=== DATA FOR PROCESSING ===

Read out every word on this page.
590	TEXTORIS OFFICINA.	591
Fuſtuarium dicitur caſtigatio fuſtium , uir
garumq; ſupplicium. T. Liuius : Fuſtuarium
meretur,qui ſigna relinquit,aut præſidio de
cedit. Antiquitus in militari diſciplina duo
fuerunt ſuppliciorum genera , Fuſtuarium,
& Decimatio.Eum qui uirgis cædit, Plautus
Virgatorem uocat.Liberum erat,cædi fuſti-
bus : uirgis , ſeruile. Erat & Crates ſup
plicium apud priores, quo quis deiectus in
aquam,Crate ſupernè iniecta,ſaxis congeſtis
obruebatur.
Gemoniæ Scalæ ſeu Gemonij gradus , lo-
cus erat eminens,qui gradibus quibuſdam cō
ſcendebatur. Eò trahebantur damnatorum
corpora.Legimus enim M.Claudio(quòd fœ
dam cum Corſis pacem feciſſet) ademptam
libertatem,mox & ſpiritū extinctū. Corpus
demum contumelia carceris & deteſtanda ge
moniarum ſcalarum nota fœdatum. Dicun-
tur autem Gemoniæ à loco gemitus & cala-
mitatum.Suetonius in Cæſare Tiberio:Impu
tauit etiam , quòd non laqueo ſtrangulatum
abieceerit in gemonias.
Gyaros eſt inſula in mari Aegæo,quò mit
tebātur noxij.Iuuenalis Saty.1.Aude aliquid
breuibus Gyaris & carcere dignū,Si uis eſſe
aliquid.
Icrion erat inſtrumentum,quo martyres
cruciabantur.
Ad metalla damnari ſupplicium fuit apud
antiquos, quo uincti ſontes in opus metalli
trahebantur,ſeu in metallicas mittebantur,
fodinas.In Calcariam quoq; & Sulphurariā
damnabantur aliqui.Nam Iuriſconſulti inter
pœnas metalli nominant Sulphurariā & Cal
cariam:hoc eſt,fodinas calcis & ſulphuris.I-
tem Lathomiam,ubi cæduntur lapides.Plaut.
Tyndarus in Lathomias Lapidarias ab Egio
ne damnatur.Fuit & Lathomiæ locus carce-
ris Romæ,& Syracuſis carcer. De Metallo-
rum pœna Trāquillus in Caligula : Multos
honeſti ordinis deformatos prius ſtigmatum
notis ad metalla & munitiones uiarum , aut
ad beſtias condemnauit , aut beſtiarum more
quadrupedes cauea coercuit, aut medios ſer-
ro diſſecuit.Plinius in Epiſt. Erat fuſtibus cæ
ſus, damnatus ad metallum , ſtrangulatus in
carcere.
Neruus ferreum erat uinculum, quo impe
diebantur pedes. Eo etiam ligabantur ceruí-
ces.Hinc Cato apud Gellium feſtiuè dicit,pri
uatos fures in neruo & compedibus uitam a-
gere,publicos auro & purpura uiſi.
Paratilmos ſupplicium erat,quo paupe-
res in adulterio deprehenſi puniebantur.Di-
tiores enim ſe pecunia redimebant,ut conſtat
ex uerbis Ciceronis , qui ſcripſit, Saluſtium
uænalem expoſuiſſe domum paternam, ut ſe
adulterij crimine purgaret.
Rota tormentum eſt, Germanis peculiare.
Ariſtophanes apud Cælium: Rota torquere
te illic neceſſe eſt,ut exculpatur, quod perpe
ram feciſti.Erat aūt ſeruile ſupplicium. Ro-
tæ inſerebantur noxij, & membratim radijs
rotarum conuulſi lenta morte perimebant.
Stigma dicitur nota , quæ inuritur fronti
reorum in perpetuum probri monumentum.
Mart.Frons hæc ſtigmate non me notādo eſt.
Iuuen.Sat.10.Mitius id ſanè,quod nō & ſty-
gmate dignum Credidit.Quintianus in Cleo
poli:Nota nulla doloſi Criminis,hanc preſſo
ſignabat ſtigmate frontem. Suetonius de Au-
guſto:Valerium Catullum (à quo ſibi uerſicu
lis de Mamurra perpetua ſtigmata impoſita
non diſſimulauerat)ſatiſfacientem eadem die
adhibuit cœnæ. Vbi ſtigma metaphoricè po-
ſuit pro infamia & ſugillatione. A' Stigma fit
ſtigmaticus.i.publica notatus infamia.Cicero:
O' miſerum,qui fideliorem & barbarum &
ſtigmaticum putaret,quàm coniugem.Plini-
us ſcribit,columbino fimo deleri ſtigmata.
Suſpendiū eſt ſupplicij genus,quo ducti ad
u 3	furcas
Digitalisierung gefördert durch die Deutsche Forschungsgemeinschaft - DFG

===

### [TASK TO COMPLETE]
Count the lines of the material that include the word "Fuſtuarium", then state only the total.

### [EXERCISE ANSWER]
3